= Stated problem =
Could you output each line of the data that follows exactly?

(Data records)
»»
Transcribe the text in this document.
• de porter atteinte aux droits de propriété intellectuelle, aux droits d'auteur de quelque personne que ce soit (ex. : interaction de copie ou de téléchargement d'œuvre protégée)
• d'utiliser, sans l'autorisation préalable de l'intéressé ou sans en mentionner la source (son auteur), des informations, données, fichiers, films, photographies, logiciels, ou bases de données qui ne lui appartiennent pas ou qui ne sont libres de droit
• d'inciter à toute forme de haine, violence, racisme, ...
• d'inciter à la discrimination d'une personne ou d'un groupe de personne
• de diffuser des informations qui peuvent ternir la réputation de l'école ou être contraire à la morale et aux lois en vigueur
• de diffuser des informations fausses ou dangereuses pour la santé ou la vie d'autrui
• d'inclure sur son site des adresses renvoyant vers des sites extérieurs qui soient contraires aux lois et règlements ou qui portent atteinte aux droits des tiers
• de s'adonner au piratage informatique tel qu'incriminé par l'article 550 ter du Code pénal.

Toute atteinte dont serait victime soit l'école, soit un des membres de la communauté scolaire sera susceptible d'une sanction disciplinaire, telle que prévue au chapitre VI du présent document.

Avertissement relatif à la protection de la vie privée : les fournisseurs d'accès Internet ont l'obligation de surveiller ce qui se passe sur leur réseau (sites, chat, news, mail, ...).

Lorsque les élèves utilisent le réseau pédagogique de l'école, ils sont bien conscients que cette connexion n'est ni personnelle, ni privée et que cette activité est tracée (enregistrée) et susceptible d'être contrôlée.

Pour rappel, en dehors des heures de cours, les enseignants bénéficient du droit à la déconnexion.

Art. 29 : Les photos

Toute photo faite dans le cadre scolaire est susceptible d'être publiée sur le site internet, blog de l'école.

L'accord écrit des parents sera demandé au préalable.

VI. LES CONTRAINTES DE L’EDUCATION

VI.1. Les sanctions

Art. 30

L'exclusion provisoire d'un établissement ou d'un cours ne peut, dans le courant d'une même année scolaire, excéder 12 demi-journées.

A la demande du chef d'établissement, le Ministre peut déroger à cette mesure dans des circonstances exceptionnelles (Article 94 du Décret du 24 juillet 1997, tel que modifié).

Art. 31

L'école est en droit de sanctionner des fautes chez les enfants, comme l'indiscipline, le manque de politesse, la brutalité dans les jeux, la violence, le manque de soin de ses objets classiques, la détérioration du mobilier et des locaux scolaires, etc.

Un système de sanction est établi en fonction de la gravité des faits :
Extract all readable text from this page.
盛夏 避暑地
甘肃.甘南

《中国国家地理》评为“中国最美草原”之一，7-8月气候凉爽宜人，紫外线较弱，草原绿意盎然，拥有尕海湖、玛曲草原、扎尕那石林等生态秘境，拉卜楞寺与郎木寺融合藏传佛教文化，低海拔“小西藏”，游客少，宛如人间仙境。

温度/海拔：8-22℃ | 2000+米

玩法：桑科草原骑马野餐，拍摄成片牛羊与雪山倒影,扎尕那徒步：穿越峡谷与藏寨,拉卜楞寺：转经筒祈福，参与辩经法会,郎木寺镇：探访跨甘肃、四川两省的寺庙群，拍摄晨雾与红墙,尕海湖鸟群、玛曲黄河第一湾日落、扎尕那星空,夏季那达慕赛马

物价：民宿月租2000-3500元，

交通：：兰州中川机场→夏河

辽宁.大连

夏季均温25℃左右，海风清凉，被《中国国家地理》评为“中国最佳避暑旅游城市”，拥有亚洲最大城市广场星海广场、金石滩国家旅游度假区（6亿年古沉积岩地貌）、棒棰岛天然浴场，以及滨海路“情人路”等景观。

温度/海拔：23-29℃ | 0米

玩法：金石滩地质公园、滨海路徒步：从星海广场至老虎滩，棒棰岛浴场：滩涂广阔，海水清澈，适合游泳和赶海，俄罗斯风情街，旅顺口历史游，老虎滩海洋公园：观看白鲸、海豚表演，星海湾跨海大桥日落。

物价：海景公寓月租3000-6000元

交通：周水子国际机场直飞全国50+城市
««
= Task solution =
Transcribe the text in this document.
• de porter atteinte aux droits de propriété intellectuelle, aux droits d'auteur de quelque personne que ce soit (ex. : interaction de copie ou de téléchargement d'œuvre protégée)
• d'utiliser, sans l'autorisation préalable de l'intéressé ou sans en mentionner la source (son auteur), des informations, données, fichiers, films, photographies, logiciels, ou bases de données qui ne lui appartiennent pas ou qui ne sont libres de droit
• d'inciter à toute forme de haine, violence, racisme, ...
• d'inciter à la discrimination d'une personne ou d'un groupe de personne
• de diffuser des informations qui peuvent ternir la réputation de l'école ou être contraire à la morale et aux lois en vigueur
• de diffuser des informations fausses ou dangereuses pour la santé ou la vie d'autrui
• d'inclure sur son site des adresses renvoyant vers des sites extérieurs qui soient contraires aux lois et règlements ou qui portent atteinte aux droits des tiers
• de s'adonner au piratage informatique tel qu'incriminé par l'article 550 ter du Code pénal.

Toute atteinte dont serait victime soit l'école, soit un des membres de la communauté scolaire sera susceptible d'une sanction disciplinaire, telle que prévue au chapitre VI du présent document.

Avertissement relatif à la protection de la vie privée : les fournisseurs d'accès Internet ont l'obligation de surveiller ce qui se passe sur leur réseau (sites, chat, news, mail, ...).

Lorsque les élèves utilisent le réseau pédagogique de l'école, ils sont bien conscients que cette connexion n'est ni personnelle, ni privée et que cette activité est tracée (enregistrée) et susceptible d'être contrôlée.

Pour rappel, en dehors des heures de cours, les enseignants bénéficient du droit à la déconnexion.

Art. 29 : Les photos

Toute photo faite dans le cadre scolaire est susceptible d'être publiée sur le site internet, blog de l'école.

L'accord écrit des parents sera demandé au préalable.

VI. LES CONTRAINTES DE L’EDUCATION

VI.1. Les sanctions

Art. 30

L'exclusion provisoire d'un établissement ou d'un cours ne peut, dans le courant d'une même année scolaire, excéder 12 demi-journées.

A la demande du chef d'établissement, le Ministre peut déroger à cette mesure dans des circonstances exceptionnelles (Article 94 du Décret du 24 juillet 1997, tel que modifié).

Art. 31

L'école est en droit de sanctionner des fautes chez les enfants, comme l'indiscipline, le manque de politesse, la brutalité dans les jeux, la violence, le manque de soin de ses objets classiques, la détérioration du mobilier et des locaux scolaires, etc.

Un système de sanction est établi en fonction de la gravité des faits :
Extract all readable text from this page.
盛夏 避暑地
甘肃.甘南

《中国国家地理》评为“中国最美草原”之一，7-8月气候凉爽宜人，紫外线较弱，草原绿意盎然，拥有尕海湖、玛曲草原、扎尕那石林等生态秘境，拉卜楞寺与郎木寺融合藏传佛教文化，低海拔“小西藏”，游客少，宛如人间仙境。

温度/海拔：8-22℃ | 2000+米

玩法：桑科草原骑马野餐，拍摄成片牛羊与雪山倒影,扎尕那徒步：穿越峡谷与藏寨,拉卜楞寺：转经筒祈福，参与辩经法会,郎木寺镇：探访跨甘肃、四川两省的寺庙群，拍摄晨雾与红墙,尕海湖鸟群、玛曲黄河第一湾日落、扎尕那星空,夏季那达慕赛马

物价：民宿月租2000-3500元，

交通：：兰州中川机场→夏河

辽宁.大连

夏季均温25℃左右，海风清凉，被《中国国家地理》评为“中国最佳避暑旅游城市”，拥有亚洲最大城市广场星海广场、金石滩国家旅游度假区（6亿年古沉积岩地貌）、棒棰岛天然浴场，以及滨海路“情人路”等景观。

温度/海拔：23-29℃ | 0米

玩法：金石滩地质公园、滨海路徒步：从星海广场至老虎滩，棒棰岛浴场：滩涂广阔，海水清澈，适合游泳和赶海，俄罗斯风情街，旅顺口历史游，老虎滩海洋公园：观看白鲸、海豚表演，星海湾跨海大桥日落。

物价：海景公寓月租3000-6000元

交通：周水子国际机场直飞全国50+城市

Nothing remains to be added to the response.